TASK:
Work through the material below and tally the lines holding "kcal"; only the tally should be returned.
INPUT RECORDS Start Marker
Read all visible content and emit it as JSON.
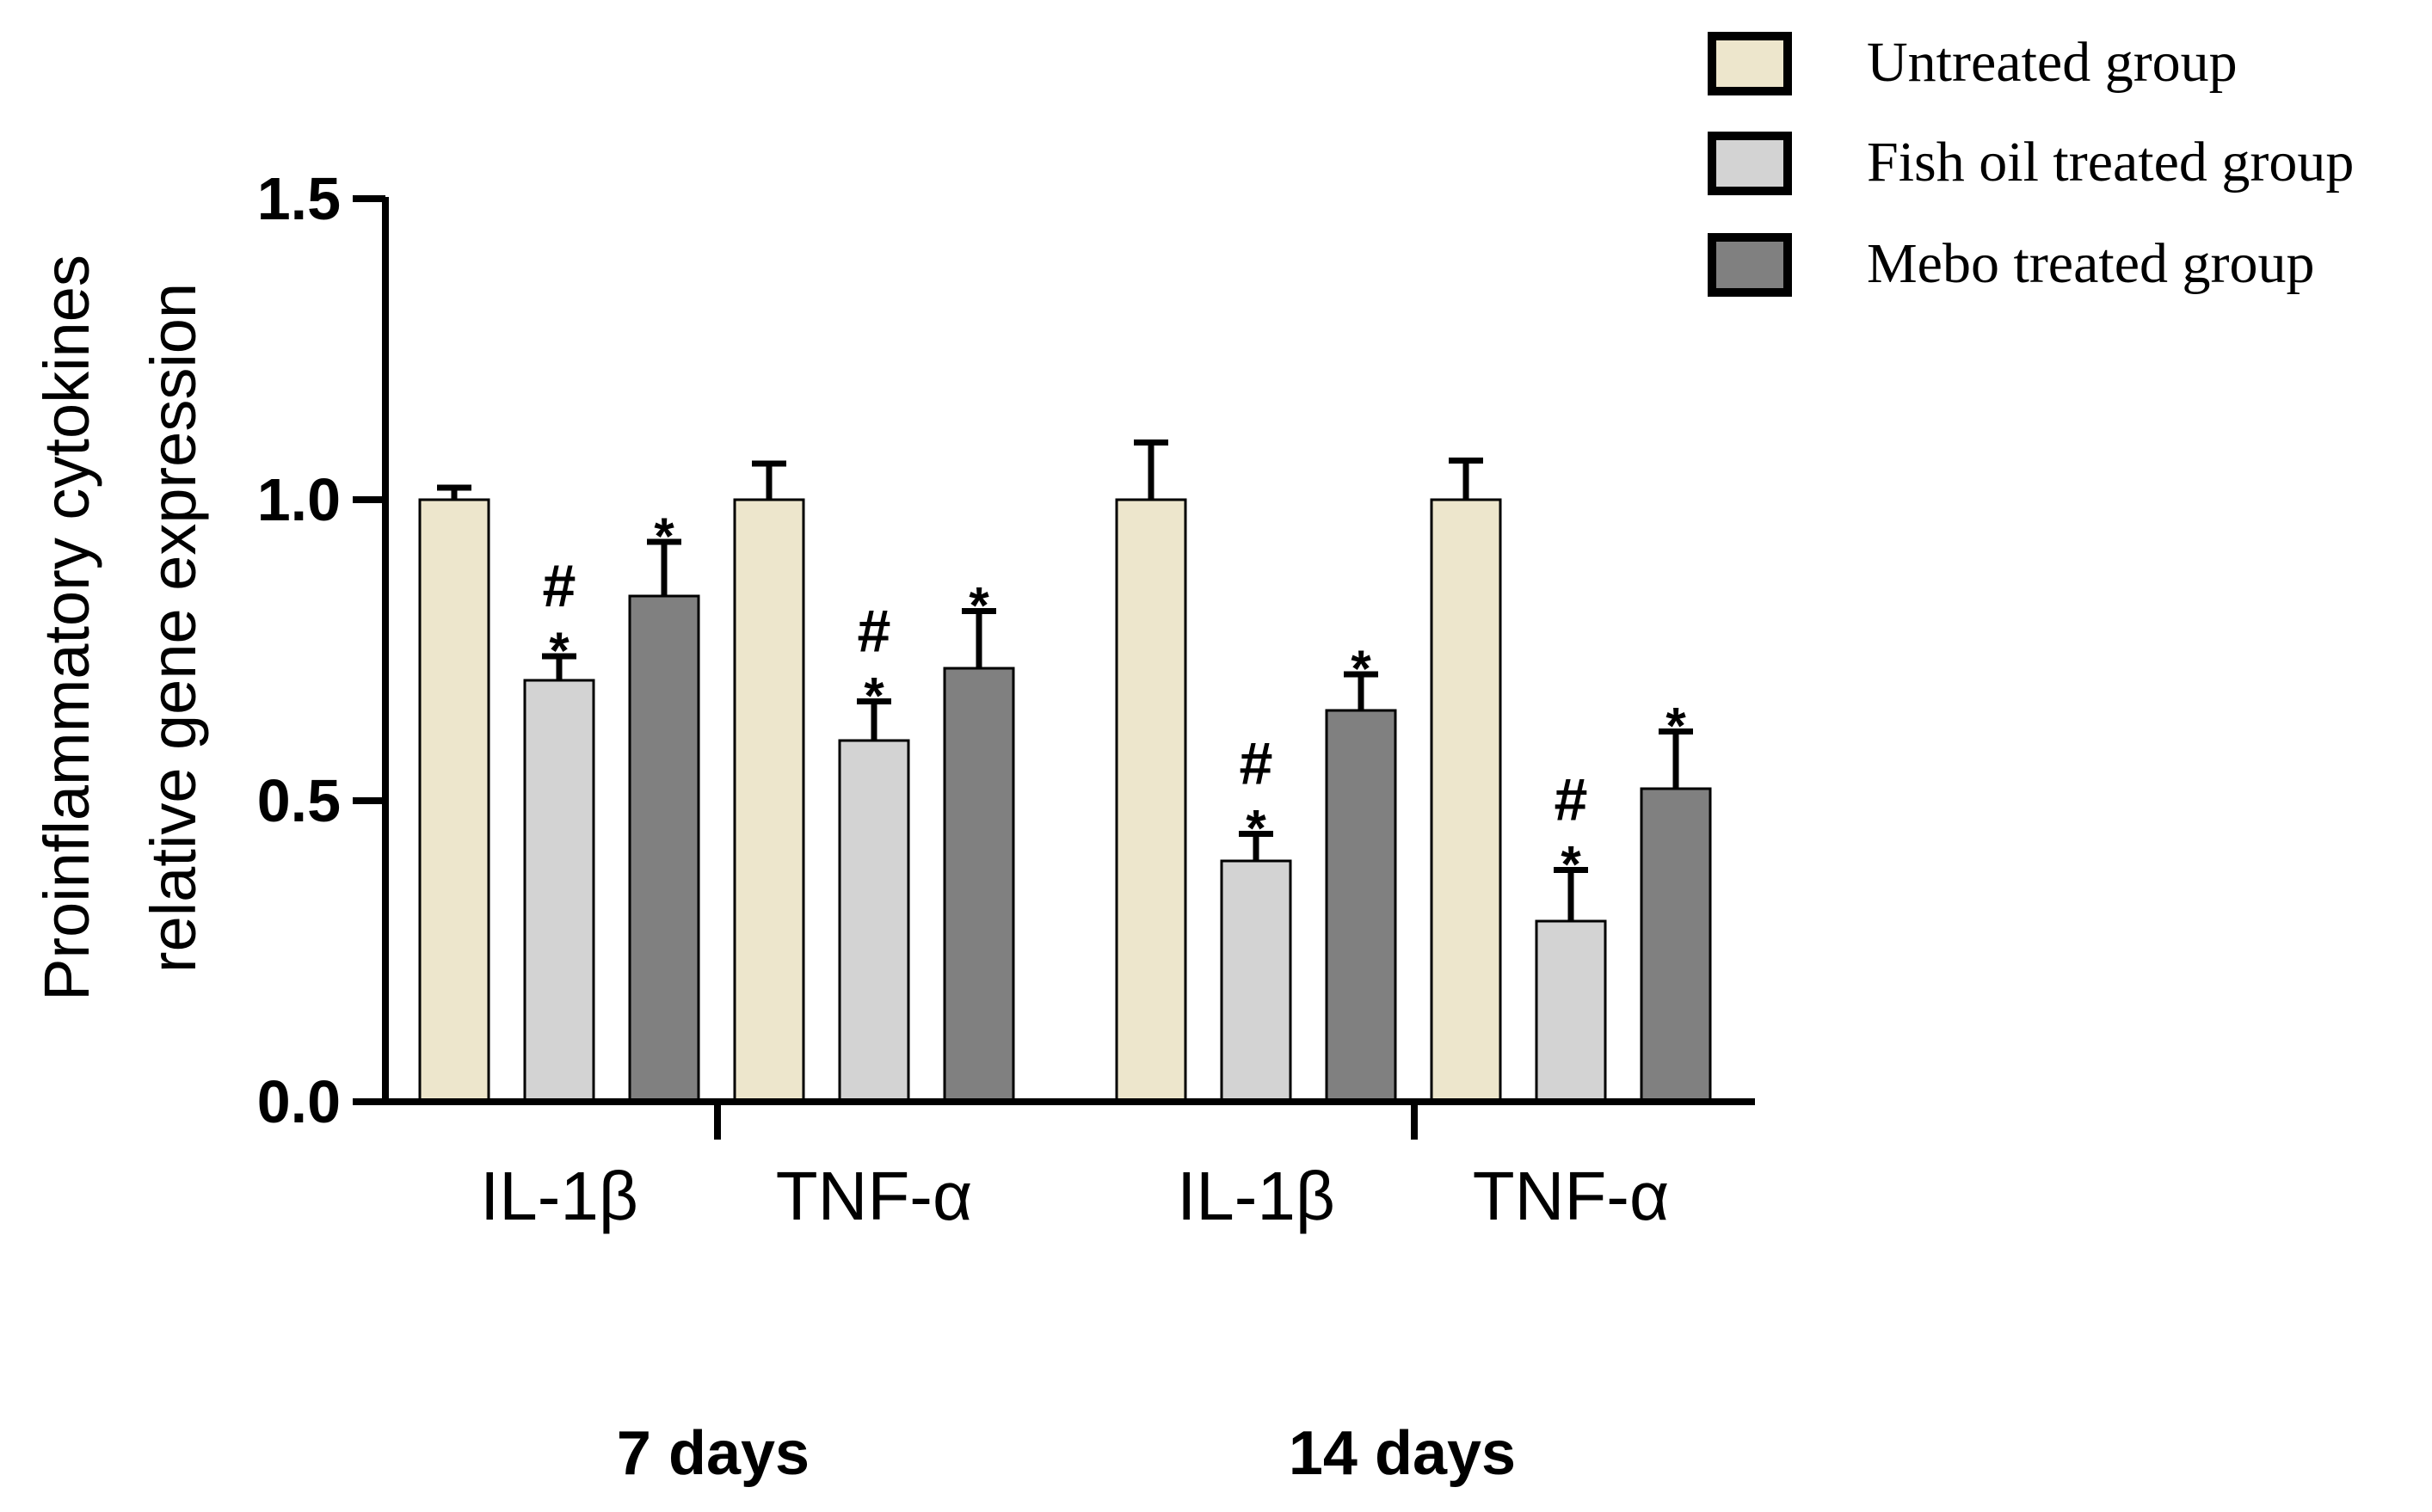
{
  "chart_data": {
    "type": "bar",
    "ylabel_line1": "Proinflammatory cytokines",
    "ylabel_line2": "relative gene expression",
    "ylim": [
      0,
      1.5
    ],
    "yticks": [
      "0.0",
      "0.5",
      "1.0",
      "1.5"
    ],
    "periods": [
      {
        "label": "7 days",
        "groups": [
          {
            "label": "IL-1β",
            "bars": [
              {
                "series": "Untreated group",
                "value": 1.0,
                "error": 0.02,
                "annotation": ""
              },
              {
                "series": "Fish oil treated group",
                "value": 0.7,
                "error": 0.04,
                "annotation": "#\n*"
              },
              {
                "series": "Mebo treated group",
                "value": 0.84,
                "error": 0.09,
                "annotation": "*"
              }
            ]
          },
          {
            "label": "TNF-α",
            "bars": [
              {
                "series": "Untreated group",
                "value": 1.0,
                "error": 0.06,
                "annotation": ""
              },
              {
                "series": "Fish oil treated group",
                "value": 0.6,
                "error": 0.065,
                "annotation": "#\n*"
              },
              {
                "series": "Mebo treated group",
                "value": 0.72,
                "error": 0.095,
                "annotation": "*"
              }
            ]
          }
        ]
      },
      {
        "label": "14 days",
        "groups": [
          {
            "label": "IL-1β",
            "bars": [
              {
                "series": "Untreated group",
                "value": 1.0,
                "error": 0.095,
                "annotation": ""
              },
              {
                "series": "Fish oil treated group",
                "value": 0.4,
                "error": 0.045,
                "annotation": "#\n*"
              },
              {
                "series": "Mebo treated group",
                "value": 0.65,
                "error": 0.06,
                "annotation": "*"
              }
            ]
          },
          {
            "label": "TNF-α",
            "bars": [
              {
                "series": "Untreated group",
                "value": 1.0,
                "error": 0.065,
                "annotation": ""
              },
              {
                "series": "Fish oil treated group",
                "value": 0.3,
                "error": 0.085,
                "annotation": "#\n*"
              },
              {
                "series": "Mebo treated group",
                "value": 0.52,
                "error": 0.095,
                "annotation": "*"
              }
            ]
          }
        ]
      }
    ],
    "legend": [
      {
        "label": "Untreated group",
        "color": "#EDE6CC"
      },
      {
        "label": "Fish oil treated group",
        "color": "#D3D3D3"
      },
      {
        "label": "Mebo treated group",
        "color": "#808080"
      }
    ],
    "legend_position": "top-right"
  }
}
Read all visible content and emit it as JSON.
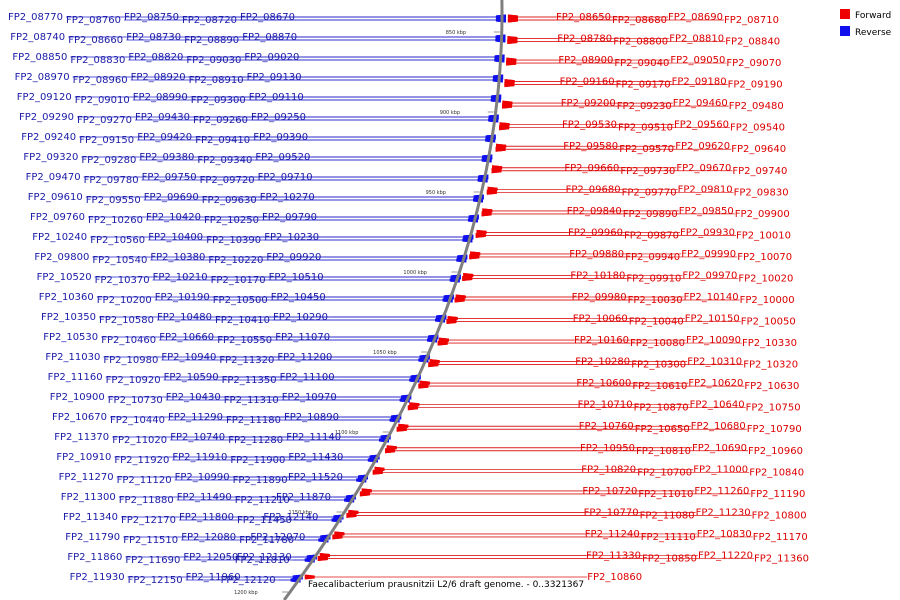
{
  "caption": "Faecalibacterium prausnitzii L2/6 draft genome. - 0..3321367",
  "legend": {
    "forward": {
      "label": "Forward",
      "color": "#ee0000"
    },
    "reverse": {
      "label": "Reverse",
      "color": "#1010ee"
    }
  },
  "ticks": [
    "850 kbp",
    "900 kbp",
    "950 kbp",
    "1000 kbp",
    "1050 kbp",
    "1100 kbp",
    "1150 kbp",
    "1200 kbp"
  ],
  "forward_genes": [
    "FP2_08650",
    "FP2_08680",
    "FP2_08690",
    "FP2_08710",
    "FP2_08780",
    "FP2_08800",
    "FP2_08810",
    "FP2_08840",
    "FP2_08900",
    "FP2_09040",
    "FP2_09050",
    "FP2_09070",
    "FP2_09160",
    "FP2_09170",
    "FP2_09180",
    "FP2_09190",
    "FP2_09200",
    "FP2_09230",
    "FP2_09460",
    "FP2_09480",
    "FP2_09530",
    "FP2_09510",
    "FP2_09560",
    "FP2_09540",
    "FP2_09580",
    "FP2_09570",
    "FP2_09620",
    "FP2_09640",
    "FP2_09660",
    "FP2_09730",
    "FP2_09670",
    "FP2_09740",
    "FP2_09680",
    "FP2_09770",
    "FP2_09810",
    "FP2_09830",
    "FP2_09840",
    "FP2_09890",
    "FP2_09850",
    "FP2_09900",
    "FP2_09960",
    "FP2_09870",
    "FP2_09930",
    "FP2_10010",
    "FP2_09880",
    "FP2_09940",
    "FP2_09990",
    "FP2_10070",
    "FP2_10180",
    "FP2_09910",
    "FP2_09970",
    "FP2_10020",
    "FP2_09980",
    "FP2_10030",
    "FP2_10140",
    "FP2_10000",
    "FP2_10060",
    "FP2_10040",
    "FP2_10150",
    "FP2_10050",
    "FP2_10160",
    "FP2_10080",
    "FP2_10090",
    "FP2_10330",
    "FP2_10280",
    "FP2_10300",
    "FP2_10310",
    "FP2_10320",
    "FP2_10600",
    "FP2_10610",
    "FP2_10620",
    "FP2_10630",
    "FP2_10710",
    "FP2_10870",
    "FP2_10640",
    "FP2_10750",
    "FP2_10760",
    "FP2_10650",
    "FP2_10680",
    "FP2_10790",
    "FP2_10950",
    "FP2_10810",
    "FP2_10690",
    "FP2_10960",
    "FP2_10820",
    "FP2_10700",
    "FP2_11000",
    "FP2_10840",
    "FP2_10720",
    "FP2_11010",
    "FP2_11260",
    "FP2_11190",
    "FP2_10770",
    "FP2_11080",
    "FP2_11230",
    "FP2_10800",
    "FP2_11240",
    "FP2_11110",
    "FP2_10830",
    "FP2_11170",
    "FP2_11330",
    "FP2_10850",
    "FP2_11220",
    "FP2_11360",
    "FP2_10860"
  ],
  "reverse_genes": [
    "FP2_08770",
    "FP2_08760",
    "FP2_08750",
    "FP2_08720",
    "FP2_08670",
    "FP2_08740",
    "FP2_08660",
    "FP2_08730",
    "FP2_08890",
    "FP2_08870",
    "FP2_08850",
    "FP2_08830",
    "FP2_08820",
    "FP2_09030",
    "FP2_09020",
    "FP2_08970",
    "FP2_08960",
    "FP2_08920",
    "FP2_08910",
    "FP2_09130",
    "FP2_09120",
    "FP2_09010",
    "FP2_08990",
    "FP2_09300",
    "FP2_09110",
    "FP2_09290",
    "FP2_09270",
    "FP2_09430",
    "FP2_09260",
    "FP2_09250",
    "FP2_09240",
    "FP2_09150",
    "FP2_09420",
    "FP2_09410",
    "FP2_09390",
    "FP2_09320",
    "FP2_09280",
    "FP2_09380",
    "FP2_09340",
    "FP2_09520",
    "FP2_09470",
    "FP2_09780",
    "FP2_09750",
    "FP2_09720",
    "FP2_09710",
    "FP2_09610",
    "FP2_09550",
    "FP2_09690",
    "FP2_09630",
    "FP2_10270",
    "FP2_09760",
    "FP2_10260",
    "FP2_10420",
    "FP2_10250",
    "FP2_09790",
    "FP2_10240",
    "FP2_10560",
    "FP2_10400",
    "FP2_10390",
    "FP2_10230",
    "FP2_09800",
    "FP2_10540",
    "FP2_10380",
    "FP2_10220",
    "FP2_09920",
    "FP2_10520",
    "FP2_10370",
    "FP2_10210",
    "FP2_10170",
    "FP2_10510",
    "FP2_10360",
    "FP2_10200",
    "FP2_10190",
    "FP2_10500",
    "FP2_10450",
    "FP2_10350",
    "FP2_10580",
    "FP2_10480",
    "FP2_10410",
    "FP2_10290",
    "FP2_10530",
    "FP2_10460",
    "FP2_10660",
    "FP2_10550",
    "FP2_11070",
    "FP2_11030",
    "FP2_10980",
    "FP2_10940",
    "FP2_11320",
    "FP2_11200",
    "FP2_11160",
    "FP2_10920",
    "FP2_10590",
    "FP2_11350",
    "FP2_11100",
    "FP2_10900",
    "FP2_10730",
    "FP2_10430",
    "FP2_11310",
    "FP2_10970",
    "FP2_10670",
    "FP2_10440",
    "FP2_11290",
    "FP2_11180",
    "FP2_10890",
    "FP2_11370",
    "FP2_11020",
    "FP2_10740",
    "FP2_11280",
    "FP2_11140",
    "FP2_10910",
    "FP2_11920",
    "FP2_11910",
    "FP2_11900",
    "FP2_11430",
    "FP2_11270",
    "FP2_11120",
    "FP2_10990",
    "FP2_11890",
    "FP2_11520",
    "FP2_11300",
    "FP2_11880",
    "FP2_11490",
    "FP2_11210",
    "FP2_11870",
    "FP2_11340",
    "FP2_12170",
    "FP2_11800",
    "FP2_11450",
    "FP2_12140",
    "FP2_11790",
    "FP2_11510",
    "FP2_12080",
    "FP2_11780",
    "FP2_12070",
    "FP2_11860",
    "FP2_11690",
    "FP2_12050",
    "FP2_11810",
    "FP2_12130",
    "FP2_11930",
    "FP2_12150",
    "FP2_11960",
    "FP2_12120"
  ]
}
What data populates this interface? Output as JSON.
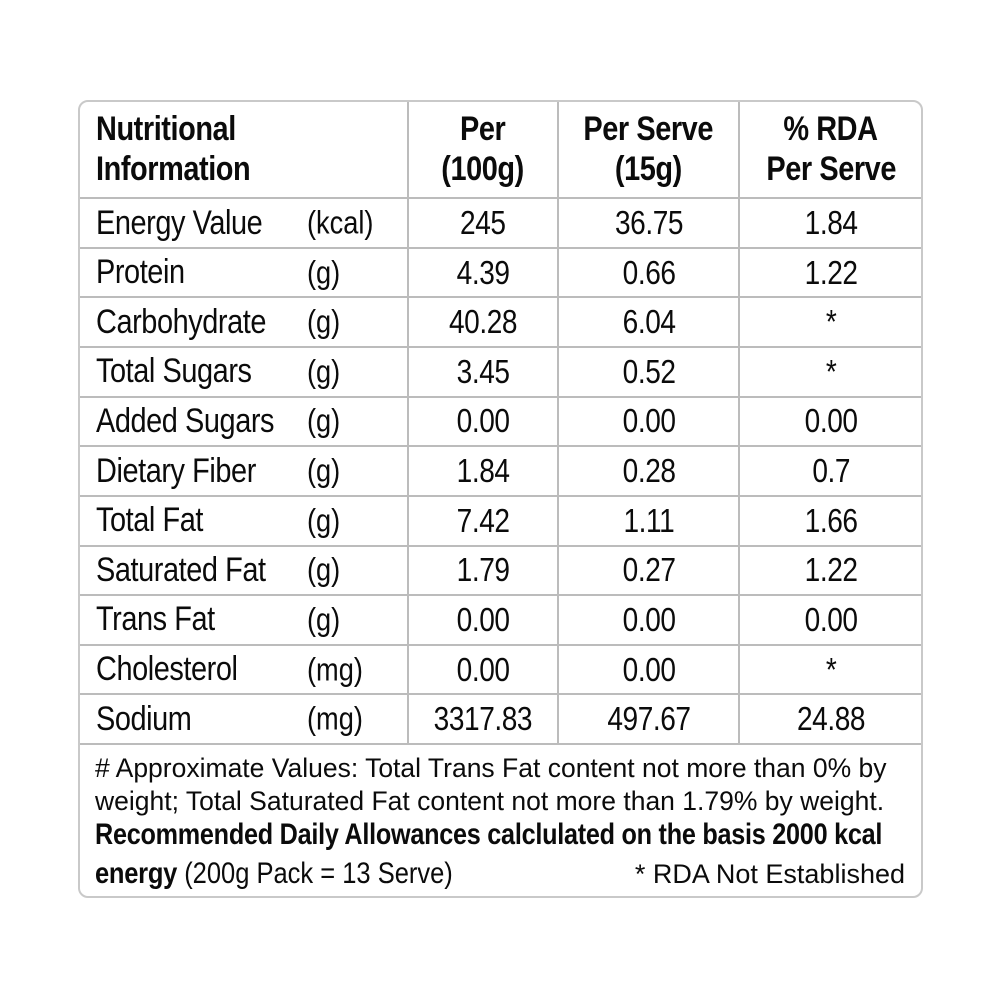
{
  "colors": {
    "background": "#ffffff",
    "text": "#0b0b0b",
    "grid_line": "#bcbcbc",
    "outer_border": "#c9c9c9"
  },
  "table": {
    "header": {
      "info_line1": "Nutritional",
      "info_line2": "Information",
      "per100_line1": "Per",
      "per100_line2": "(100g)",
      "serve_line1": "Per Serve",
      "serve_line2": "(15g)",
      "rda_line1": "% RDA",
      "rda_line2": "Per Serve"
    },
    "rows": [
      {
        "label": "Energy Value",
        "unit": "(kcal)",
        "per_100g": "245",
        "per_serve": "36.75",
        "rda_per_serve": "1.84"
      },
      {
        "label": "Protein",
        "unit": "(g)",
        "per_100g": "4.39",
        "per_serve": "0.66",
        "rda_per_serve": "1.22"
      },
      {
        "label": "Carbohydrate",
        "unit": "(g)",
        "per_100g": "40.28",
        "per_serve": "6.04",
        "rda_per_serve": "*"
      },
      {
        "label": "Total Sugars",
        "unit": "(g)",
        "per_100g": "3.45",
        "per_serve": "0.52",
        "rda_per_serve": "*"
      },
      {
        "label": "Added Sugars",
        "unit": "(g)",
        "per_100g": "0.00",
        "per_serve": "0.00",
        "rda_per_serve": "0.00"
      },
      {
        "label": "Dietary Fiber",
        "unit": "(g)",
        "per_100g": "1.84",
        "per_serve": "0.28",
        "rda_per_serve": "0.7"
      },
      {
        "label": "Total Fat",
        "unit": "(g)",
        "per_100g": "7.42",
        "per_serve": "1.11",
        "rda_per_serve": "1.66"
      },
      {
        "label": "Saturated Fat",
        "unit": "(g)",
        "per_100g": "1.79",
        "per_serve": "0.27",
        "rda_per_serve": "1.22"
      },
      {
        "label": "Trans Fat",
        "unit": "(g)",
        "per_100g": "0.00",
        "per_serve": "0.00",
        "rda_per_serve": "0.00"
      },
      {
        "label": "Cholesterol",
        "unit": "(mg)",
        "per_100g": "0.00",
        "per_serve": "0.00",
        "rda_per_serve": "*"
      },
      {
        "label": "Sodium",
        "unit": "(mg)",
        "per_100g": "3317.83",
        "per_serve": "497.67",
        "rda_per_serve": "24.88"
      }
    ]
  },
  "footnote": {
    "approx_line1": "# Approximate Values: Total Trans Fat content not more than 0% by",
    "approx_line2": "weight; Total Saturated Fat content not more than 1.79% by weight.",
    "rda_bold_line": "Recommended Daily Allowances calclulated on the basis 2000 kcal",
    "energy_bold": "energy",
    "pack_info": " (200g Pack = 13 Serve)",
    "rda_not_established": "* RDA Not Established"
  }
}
INPUT RECORDS End Marker
RESULT OF THE TASK:
2